**Goal**
Copy each line below exactly and leave the pictures out.

**Data to process**
** BEGIN **

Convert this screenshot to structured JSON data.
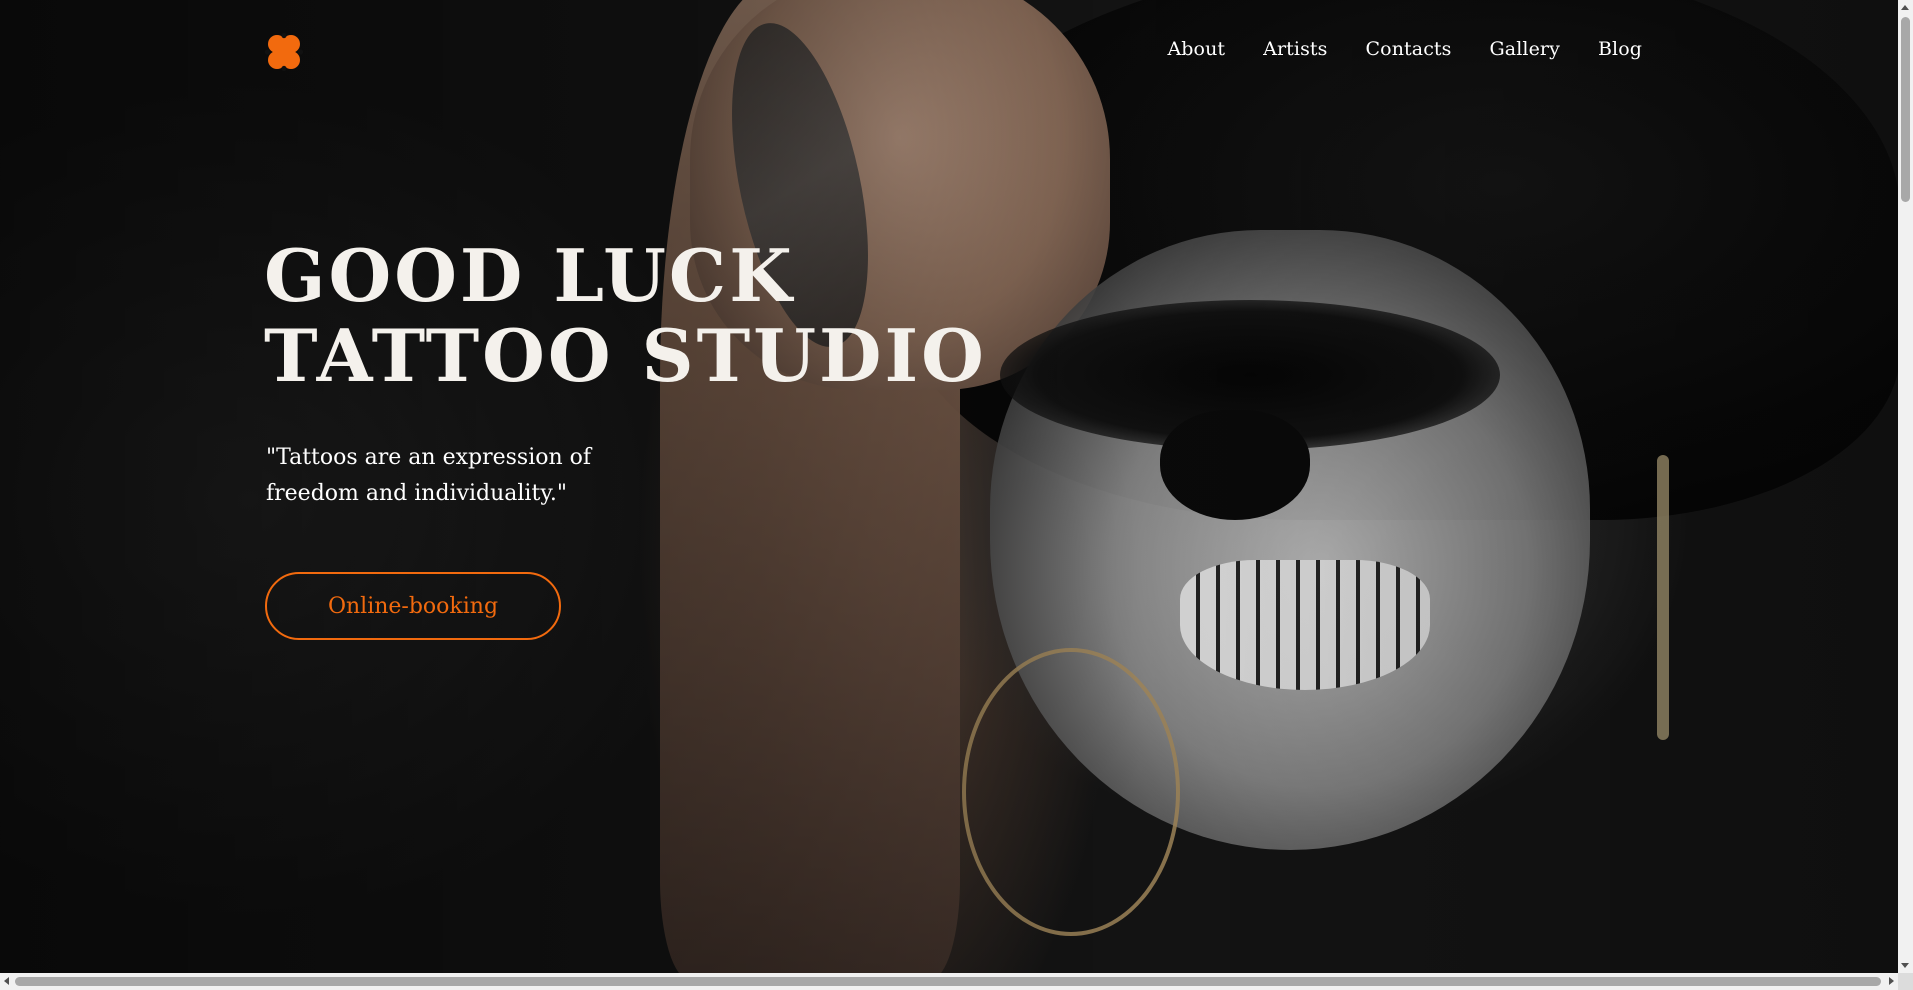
{
  "header": {
    "logo_icon": "four-leaf-clover-icon",
    "accent_color": "#f26a0e",
    "nav": [
      {
        "label": "About"
      },
      {
        "label": "Artists"
      },
      {
        "label": "Contacts"
      },
      {
        "label": "Gallery"
      },
      {
        "label": "Blog"
      }
    ]
  },
  "hero": {
    "title_line1": "GOOD LUCK",
    "title_line2": "TATTOO STUDIO",
    "quote": "\"Tattoos are an expression of freedom and individuality.\"",
    "cta_label": "Online-booking",
    "background_image": "tattooed-woman-skull-makeup-photo"
  }
}
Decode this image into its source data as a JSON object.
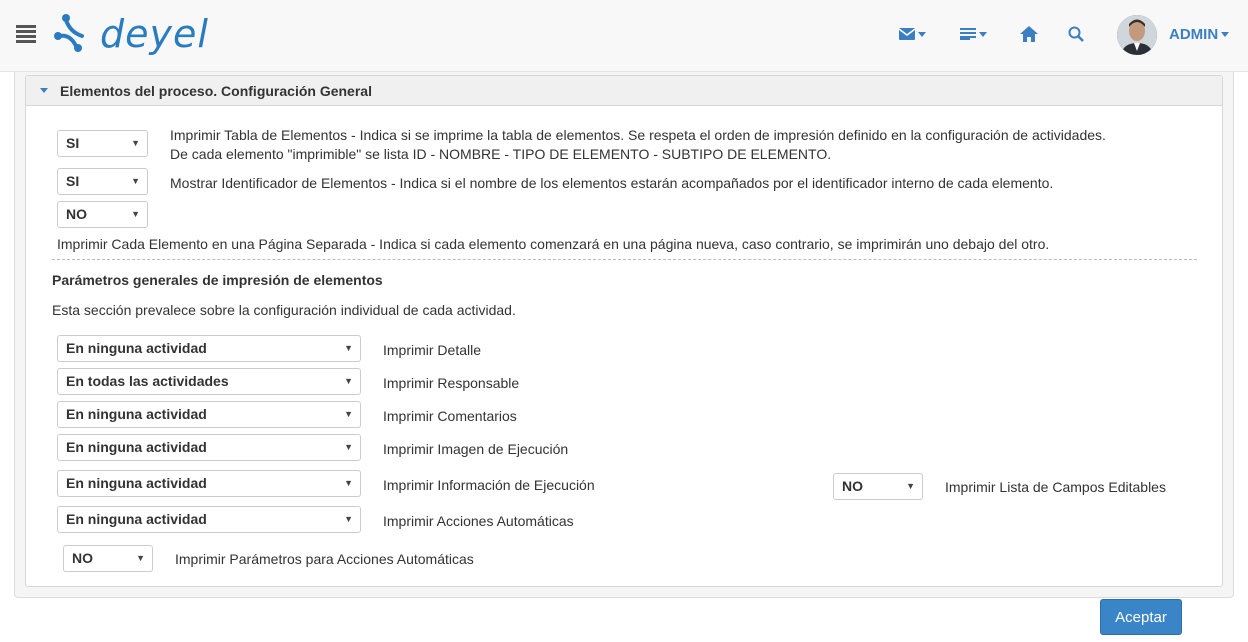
{
  "header": {
    "logo_text": "deyel",
    "user_label": "ADMIN"
  },
  "panel": {
    "title": "Elementos del proceso. Configuración General"
  },
  "top_options": [
    {
      "value": "SI",
      "label_line1": "Imprimir Tabla de Elementos - Indica si se imprime la tabla de elementos. Se respeta el orden de impresión definido en la configuración de actividades.",
      "label_line2": "De cada elemento \"imprimible\" se lista ID - NOMBRE - TIPO DE ELEMENTO - SUBTIPO DE ELEMENTO."
    },
    {
      "value": "SI",
      "label": "Mostrar Identificador de Elementos - Indica si el nombre de los elementos estarán acompañados por el identificador interno de cada elemento."
    },
    {
      "value": "NO",
      "label": "Imprimir Cada Elemento en una Página Separada - Indica si cada elemento comenzará en una página nueva, caso contrario, se imprimirán uno debajo del otro."
    }
  ],
  "section": {
    "title": "Parámetros generales de impresión de elementos",
    "description": "Esta sección prevalece sobre la configuración individual de cada actividad."
  },
  "print_params": [
    {
      "value": "En ninguna actividad",
      "label": "Imprimir Detalle"
    },
    {
      "value": "En todas las actividades",
      "label": "Imprimir Responsable"
    },
    {
      "value": "En ninguna actividad",
      "label": "Imprimir Comentarios"
    },
    {
      "value": "En ninguna actividad",
      "label": "Imprimir Imagen de Ejecución"
    },
    {
      "value": "En ninguna actividad",
      "label": "Imprimir Información de Ejecución"
    },
    {
      "value": "En ninguna actividad",
      "label": "Imprimir Acciones Automáticas"
    }
  ],
  "editable_fields": {
    "value": "NO",
    "label": "Imprimir Lista de Campos Editables"
  },
  "auto_action_params": {
    "value": "NO",
    "label": "Imprimir Parámetros para Acciones Automáticas"
  },
  "accept_button": "Aceptar",
  "colors": {
    "accent": "#3c7ec2",
    "button": "#3a85c8"
  }
}
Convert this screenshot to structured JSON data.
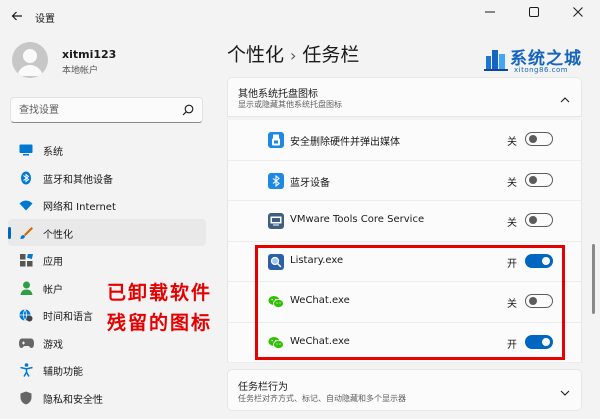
{
  "window": {
    "title": "设置"
  },
  "user": {
    "name": "xitmi123",
    "account_type": "本地帐户"
  },
  "search": {
    "placeholder": "查找设置"
  },
  "sidebar": {
    "items": [
      {
        "label": "系统",
        "icon": "monitor-icon",
        "color": "#0078d4"
      },
      {
        "label": "蓝牙和其他设备",
        "icon": "bluetooth-icon",
        "color": "#0078d4"
      },
      {
        "label": "网络和 Internet",
        "icon": "wifi-icon",
        "color": "#0078d4"
      },
      {
        "label": "个性化",
        "icon": "brush-icon",
        "color": "#d46a00",
        "active": true
      },
      {
        "label": "应用",
        "icon": "apps-icon",
        "color": "#555555"
      },
      {
        "label": "帐户",
        "icon": "person-icon",
        "color": "#2ea043"
      },
      {
        "label": "时间和语言",
        "icon": "globe-clock-icon",
        "color": "#0078d4"
      },
      {
        "label": "游戏",
        "icon": "gamepad-icon",
        "color": "#666666"
      },
      {
        "label": "辅助功能",
        "icon": "accessibility-icon",
        "color": "#0078d4"
      },
      {
        "label": "隐私和安全性",
        "icon": "shield-icon",
        "color": "#666666"
      }
    ]
  },
  "breadcrumb": {
    "parent": "个性化",
    "separator": "›",
    "current": "任务栏"
  },
  "logo": {
    "text": "系统之城",
    "url": "xitong86.com"
  },
  "tray_section": {
    "title": "其他系统托盘图标",
    "subtitle": "显示或隐藏其他系统托盘图标",
    "rows": [
      {
        "label": "安全删除硬件并弹出媒体",
        "state": "关",
        "on": false,
        "icon": "usb-eject-icon"
      },
      {
        "label": "蓝牙设备",
        "state": "关",
        "on": false,
        "icon": "bluetooth-icon"
      },
      {
        "label": "VMware Tools Core Service",
        "state": "关",
        "on": false,
        "icon": "vmware-icon"
      },
      {
        "label": "Listary.exe",
        "state": "开",
        "on": true,
        "icon": "listary-icon"
      },
      {
        "label": "WeChat.exe",
        "state": "关",
        "on": false,
        "icon": "wechat-icon"
      },
      {
        "label": "WeChat.exe",
        "state": "开",
        "on": true,
        "icon": "wechat-icon"
      }
    ]
  },
  "behavior_section": {
    "title": "任务栏行为",
    "subtitle": "任务栏对齐方式、标记、自动隐藏和多个显示器"
  },
  "annotation": {
    "line1": "已卸载软件",
    "line2": "残留的图标",
    "color": "#e60000"
  },
  "colors": {
    "accent": "#0067c0",
    "annotation_red": "#e60000"
  }
}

** END **

**Reply**
Convert this screenshot to structured JSON data.
{
  "header": {
    "logo_icon": "four-leaf-clover-icon",
    "accent_color": "#f26a0e",
    "nav": [
      {
        "label": "About"
      },
      {
        "label": "Artists"
      },
      {
        "label": "Contacts"
      },
      {
        "label": "Gallery"
      },
      {
        "label": "Blog"
      }
    ]
  },
  "hero": {
    "title_line1": "GOOD LUCK",
    "title_line2": "TATTOO STUDIO",
    "quote": "\"Tattoos are an expression of freedom and individuality.\"",
    "cta_label": "Online-booking",
    "background_image": "tattooed-woman-skull-makeup-photo"
  }
}
Decode this image into its source data as a JSON object.
{
  "header": {
    "logo_text": "deyel",
    "user_label": "ADMIN"
  },
  "panel": {
    "title": "Elementos del proceso. Configuración General"
  },
  "top_options": [
    {
      "value": "SI",
      "label_line1": "Imprimir Tabla de Elementos - Indica si se imprime la tabla de elementos. Se respeta el orden de impresión definido en la configuración de actividades.",
      "label_line2": "De cada elemento \"imprimible\" se lista ID - NOMBRE - TIPO DE ELEMENTO - SUBTIPO DE ELEMENTO."
    },
    {
      "value": "SI",
      "label": "Mostrar Identificador de Elementos - Indica si el nombre de los elementos estarán acompañados por el identificador interno de cada elemento."
    },
    {
      "value": "NO",
      "label": "Imprimir Cada Elemento en una Página Separada - Indica si cada elemento comenzará en una página nueva, caso contrario, se imprimirán uno debajo del otro."
    }
  ],
  "section": {
    "title": "Parámetros generales de impresión de elementos",
    "description": "Esta sección prevalece sobre la configuración individual de cada actividad."
  },
  "print_params": [
    {
      "value": "En ninguna actividad",
      "label": "Imprimir Detalle"
    },
    {
      "value": "En todas las actividades",
      "label": "Imprimir Responsable"
    },
    {
      "value": "En ninguna actividad",
      "label": "Imprimir Comentarios"
    },
    {
      "value": "En ninguna actividad",
      "label": "Imprimir Imagen de Ejecución"
    },
    {
      "value": "En ninguna actividad",
      "label": "Imprimir Información de Ejecución"
    },
    {
      "value": "En ninguna actividad",
      "label": "Imprimir Acciones Automáticas"
    }
  ],
  "editable_fields": {
    "value": "NO",
    "label": "Imprimir Lista de Campos Editables"
  },
  "auto_action_params": {
    "value": "NO",
    "label": "Imprimir Parámetros para Acciones Automáticas"
  },
  "accept_button": "Aceptar",
  "colors": {
    "accent": "#3c7ec2",
    "button": "#3a85c8"
  }
}
Convert this screenshot to structured JSON data.
{
  "window": {
    "title": "设置"
  },
  "user": {
    "name": "xitmi123",
    "account_type": "本地帐户"
  },
  "search": {
    "placeholder": "查找设置"
  },
  "sidebar": {
    "items": [
      {
        "label": "系统",
        "icon": "monitor-icon",
        "color": "#0078d4"
      },
      {
        "label": "蓝牙和其他设备",
        "icon": "bluetooth-icon",
        "color": "#0078d4"
      },
      {
        "label": "网络和 Internet",
        "icon": "wifi-icon",
        "color": "#0078d4"
      },
      {
        "label": "个性化",
        "icon": "brush-icon",
        "color": "#d46a00",
        "active": true
      },
      {
        "label": "应用",
        "icon": "apps-icon",
        "color": "#555555"
      },
      {
        "label": "帐户",
        "icon": "person-icon",
        "color": "#2ea043"
      },
      {
        "label": "时间和语言",
        "icon": "globe-clock-icon",
        "color": "#0078d4"
      },
      {
        "label": "游戏",
        "icon": "gamepad-icon",
        "color": "#666666"
      },
      {
        "label": "辅助功能",
        "icon": "accessibility-icon",
        "color": "#0078d4"
      },
      {
        "label": "隐私和安全性",
        "icon": "shield-icon",
        "color": "#666666"
      }
    ]
  },
  "breadcrumb": {
    "parent": "个性化",
    "separator": "›",
    "current": "任务栏"
  },
  "logo": {
    "text": "系统之城",
    "url": "xitong86.com"
  },
  "tray_section": {
    "title": "其他系统托盘图标",
    "subtitle": "显示或隐藏其他系统托盘图标",
    "rows": [
      {
        "label": "安全删除硬件并弹出媒体",
        "state": "关",
        "on": false,
        "icon": "usb-eject-icon"
      },
      {
        "label": "蓝牙设备",
        "state": "关",
        "on": false,
        "icon": "bluetooth-icon"
      },
      {
        "label": "VMware Tools Core Service",
        "state": "关",
        "on": false,
        "icon": "vmware-icon"
      },
      {
        "label": "Listary.exe",
        "state": "开",
        "on": true,
        "icon": "listary-icon"
      },
      {
        "label": "WeChat.exe",
        "state": "关",
        "on": false,
        "icon": "wechat-icon"
      },
      {
        "label": "WeChat.exe",
        "state": "开",
        "on": true,
        "icon": "wechat-icon"
      }
    ]
  },
  "behavior_section": {
    "title": "任务栏行为",
    "subtitle": "任务栏对齐方式、标记、自动隐藏和多个显示器"
  },
  "annotation": {
    "line1": "已卸载软件",
    "line2": "残留的图标",
    "color": "#e60000"
  },
  "colors": {
    "accent": "#0067c0",
    "annotation_red": "#e60000"
  }
}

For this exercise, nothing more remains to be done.